• [Exercise brief]
Write the material out again in full, exactly.

Dataset entries
^^^^^^^^
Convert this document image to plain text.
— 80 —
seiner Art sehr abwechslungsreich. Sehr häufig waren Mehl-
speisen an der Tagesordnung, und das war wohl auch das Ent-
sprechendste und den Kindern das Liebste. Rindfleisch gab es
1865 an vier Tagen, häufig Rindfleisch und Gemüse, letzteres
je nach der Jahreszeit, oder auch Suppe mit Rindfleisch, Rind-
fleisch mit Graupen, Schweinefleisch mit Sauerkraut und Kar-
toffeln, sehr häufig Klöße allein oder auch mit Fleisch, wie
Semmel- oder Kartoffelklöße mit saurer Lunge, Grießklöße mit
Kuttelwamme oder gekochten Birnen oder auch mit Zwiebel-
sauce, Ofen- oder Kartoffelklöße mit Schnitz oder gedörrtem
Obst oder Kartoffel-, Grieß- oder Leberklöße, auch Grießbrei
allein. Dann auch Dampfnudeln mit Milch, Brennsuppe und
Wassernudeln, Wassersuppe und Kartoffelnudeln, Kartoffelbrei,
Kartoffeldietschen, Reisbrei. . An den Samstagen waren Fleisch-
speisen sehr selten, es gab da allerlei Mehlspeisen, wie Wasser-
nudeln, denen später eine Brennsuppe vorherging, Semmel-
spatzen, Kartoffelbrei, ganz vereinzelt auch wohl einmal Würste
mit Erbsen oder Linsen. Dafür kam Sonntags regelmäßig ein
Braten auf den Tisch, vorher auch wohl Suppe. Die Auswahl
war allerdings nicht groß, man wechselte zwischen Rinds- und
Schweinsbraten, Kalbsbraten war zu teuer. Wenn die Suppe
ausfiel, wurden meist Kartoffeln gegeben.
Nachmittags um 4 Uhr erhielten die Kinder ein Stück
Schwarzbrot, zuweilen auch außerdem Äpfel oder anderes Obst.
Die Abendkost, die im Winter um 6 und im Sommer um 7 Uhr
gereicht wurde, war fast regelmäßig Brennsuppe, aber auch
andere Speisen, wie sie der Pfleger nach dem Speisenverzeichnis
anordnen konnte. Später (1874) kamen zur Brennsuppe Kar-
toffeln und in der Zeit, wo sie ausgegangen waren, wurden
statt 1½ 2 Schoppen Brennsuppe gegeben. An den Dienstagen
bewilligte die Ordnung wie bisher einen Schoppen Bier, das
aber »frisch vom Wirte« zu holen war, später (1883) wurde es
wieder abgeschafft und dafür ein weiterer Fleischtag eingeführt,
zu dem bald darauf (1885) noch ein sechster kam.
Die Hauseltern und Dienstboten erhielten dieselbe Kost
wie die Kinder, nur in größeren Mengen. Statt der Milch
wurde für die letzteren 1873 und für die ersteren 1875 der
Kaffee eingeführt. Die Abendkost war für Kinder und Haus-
^^^^^^^^
• [Answer for this exercise]
Convert this document image to plain text.
— 80 —
seiner Art sehr abwechslungsreich. Sehr häufig waren Mehl-
speisen an der Tagesordnung, und das war wohl auch das Ent-
sprechendste und den Kindern das Liebste. Rindfleisch gab es
1865 an vier Tagen, häufig Rindfleisch und Gemüse, letzteres
je nach der Jahreszeit, oder auch Suppe mit Rindfleisch, Rind-
fleisch mit Graupen, Schweinefleisch mit Sauerkraut und Kar-
toffeln, sehr häufig Klöße allein oder auch mit Fleisch, wie
Semmel- oder Kartoffelklöße mit saurer Lunge, Grießklöße mit
Kuttelwamme oder gekochten Birnen oder auch mit Zwiebel-
sauce, Ofen- oder Kartoffelklöße mit Schnitz oder gedörrtem
Obst oder Kartoffel-, Grieß- oder Leberklöße, auch Grießbrei
allein. Dann auch Dampfnudeln mit Milch, Brennsuppe und
Wassernudeln, Wassersuppe und Kartoffelnudeln, Kartoffelbrei,
Kartoffeldietschen, Reisbrei. . An den Samstagen waren Fleisch-
speisen sehr selten, es gab da allerlei Mehlspeisen, wie Wasser-
nudeln, denen später eine Brennsuppe vorherging, Semmel-
spatzen, Kartoffelbrei, ganz vereinzelt auch wohl einmal Würste
mit Erbsen oder Linsen. Dafür kam Sonntags regelmäßig ein
Braten auf den Tisch, vorher auch wohl Suppe. Die Auswahl
war allerdings nicht groß, man wechselte zwischen Rinds- und
Schweinsbraten, Kalbsbraten war zu teuer. Wenn die Suppe
ausfiel, wurden meist Kartoffeln gegeben.
Nachmittags um 4 Uhr erhielten die Kinder ein Stück
Schwarzbrot, zuweilen auch außerdem Äpfel oder anderes Obst.
Die Abendkost, die im Winter um 6 und im Sommer um 7 Uhr
gereicht wurde, war fast regelmäßig Brennsuppe, aber auch
andere Speisen, wie sie der Pfleger nach dem Speisenverzeichnis
anordnen konnte. Später (1874) kamen zur Brennsuppe Kar-
toffeln und in der Zeit, wo sie ausgegangen waren, wurden
statt 1½ 2 Schoppen Brennsuppe gegeben. An den Dienstagen
bewilligte die Ordnung wie bisher einen Schoppen Bier, das
aber »frisch vom Wirte« zu holen war, später (1883) wurde es
wieder abgeschafft und dafür ein weiterer Fleischtag eingeführt,
zu dem bald darauf (1885) noch ein sechster kam.
Die Hauseltern und Dienstboten erhielten dieselbe Kost
wie die Kinder, nur in größeren Mengen. Statt der Milch
wurde für die letzteren 1873 und für die ersteren 1875 der
Kaffee eingeführt. Die Abendkost war für Kinder und Haus-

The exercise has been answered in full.